● What the exercise asks
Retype the tail of the data exactly, starting at the line containing "Type out the text in this image." and stopping at the last line.

::: Material shown

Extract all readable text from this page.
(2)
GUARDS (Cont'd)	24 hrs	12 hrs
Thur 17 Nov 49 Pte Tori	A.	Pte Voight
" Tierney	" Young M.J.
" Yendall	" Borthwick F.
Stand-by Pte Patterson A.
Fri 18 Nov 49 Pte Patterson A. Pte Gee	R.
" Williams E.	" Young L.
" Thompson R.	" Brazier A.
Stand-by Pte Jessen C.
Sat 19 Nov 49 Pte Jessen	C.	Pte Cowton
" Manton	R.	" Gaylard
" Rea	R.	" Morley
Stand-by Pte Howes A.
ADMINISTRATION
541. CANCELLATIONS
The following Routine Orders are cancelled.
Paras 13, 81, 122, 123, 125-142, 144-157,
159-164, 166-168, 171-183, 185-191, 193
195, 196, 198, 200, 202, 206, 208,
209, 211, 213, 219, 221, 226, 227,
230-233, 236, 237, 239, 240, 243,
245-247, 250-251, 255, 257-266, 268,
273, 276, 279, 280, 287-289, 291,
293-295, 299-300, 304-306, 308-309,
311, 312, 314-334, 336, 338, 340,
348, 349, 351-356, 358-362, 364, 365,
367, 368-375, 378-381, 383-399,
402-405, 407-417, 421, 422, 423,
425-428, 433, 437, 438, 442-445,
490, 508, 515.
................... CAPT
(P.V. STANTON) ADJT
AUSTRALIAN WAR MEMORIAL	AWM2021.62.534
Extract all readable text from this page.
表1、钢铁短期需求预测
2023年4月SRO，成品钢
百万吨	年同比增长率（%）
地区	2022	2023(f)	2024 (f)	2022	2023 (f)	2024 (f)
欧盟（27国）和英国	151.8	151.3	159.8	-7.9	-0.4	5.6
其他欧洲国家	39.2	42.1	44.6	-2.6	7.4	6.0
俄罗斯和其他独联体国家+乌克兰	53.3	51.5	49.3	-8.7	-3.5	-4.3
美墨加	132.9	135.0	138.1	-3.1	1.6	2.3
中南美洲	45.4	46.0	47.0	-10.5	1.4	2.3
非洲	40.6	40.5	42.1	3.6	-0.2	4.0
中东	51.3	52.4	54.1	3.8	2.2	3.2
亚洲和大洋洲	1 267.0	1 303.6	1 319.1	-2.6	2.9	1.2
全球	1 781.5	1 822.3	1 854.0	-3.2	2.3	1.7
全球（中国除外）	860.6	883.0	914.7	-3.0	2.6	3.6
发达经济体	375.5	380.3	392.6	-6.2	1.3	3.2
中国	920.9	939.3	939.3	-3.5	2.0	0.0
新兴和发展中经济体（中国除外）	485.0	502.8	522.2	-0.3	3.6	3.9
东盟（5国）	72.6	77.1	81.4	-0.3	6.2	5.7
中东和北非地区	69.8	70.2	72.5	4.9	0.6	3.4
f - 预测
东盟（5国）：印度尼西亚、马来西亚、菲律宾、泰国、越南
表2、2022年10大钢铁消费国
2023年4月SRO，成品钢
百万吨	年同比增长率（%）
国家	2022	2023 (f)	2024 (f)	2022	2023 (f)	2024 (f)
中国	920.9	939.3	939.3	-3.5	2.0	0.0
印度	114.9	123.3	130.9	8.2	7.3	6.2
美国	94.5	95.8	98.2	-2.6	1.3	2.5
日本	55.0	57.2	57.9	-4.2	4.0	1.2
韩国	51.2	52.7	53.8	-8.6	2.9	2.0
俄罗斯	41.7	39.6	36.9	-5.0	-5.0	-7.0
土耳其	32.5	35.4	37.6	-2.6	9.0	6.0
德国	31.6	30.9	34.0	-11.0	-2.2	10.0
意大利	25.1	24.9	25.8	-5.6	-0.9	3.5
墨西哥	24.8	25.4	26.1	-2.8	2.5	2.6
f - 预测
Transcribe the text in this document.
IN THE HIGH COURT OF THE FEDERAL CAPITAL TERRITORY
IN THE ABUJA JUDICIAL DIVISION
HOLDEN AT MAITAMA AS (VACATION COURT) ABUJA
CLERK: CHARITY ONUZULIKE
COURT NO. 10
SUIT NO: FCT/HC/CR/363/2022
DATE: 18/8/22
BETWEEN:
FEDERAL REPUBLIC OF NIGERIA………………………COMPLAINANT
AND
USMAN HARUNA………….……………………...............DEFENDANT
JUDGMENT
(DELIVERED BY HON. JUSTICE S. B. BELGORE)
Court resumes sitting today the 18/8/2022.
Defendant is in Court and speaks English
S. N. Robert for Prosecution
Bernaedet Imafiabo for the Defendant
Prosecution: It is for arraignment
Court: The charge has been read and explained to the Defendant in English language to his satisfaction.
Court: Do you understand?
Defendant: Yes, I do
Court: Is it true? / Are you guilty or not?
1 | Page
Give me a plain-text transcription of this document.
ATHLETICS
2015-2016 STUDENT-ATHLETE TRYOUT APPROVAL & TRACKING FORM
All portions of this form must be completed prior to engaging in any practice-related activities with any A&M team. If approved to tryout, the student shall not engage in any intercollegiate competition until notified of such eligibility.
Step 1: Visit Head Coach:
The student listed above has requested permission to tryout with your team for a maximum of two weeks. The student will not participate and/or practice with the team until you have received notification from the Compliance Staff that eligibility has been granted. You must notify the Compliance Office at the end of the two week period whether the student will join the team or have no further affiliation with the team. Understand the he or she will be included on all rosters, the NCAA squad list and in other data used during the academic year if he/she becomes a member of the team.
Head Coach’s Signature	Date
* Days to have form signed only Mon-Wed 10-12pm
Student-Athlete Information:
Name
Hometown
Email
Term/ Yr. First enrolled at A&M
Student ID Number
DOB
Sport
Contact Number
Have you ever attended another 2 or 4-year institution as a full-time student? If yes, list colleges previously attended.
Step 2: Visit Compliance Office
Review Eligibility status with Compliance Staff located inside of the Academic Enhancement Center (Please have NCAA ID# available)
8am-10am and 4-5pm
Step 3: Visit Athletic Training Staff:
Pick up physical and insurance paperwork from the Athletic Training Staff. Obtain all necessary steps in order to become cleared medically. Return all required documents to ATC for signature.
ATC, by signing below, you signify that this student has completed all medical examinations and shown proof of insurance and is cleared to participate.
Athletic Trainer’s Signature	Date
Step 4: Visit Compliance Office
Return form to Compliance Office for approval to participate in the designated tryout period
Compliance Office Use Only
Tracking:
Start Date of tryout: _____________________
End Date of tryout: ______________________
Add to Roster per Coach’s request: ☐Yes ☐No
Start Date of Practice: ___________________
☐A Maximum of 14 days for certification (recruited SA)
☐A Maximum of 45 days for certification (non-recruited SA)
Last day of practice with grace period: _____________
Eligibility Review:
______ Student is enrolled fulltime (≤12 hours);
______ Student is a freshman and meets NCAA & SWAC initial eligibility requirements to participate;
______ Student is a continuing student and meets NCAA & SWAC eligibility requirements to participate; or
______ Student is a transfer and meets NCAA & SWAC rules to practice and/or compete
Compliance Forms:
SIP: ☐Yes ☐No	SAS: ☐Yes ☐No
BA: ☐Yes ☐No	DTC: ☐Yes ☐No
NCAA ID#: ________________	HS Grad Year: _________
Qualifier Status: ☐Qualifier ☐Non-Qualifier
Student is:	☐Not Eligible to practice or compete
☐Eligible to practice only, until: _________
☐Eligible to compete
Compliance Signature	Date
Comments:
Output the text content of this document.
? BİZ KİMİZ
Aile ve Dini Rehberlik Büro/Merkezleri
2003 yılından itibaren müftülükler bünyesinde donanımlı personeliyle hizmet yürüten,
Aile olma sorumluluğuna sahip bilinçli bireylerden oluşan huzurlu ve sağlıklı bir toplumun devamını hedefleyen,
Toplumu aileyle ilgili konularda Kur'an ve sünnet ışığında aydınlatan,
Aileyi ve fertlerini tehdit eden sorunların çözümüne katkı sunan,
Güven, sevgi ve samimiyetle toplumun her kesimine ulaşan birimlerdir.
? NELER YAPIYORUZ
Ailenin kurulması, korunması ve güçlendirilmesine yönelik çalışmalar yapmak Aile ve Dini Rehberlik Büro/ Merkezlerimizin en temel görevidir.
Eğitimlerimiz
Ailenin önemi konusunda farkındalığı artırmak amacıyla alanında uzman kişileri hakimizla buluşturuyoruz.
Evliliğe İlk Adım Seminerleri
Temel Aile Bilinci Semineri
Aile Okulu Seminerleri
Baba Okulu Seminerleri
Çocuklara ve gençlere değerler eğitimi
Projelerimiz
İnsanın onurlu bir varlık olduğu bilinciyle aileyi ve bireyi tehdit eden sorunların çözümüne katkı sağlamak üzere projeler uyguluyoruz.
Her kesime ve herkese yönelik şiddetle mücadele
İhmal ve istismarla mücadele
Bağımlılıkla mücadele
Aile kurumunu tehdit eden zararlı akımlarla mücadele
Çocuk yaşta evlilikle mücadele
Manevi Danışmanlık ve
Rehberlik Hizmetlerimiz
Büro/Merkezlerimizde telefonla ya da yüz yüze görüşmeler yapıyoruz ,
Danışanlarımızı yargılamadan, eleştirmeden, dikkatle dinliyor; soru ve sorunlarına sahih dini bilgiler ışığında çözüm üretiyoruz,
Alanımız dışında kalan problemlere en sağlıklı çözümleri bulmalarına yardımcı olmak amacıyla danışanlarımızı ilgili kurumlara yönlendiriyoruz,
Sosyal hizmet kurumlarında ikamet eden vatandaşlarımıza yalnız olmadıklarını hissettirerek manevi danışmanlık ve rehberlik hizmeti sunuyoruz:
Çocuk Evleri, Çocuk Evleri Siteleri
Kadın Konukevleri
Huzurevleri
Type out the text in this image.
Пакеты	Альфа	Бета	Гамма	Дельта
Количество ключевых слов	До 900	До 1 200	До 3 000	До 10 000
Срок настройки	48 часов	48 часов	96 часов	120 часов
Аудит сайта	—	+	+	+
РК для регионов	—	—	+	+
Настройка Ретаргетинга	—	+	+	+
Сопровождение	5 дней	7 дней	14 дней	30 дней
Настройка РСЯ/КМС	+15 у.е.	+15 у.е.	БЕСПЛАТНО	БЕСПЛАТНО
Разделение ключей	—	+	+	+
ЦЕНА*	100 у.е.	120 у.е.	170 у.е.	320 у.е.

::::::

● Task solution
Type out the text in this image.
Пакеты	Альфа	Бета	Гамма	Дельта
Количество ключевых слов	До 900	До 1 200	До 3 000	До 10 000
Срок настройки	48 часов	48 часов	96 часов	120 часов
Аудит сайта	—	+	+	+
РК для регионов	—	—	+	+
Настройка Ретаргетинга	—	+	+	+
Сопровождение	5 дней	7 дней	14 дней	30 дней
Настройка РСЯ/КМС	+15 у.е.	+15 у.е.	БЕСПЛАТНО	БЕСПЛАТНО
Разделение ключей	—	+	+	+
ЦЕНА*	100 у.е.	120 у.е.	170 у.е.	320 у.е.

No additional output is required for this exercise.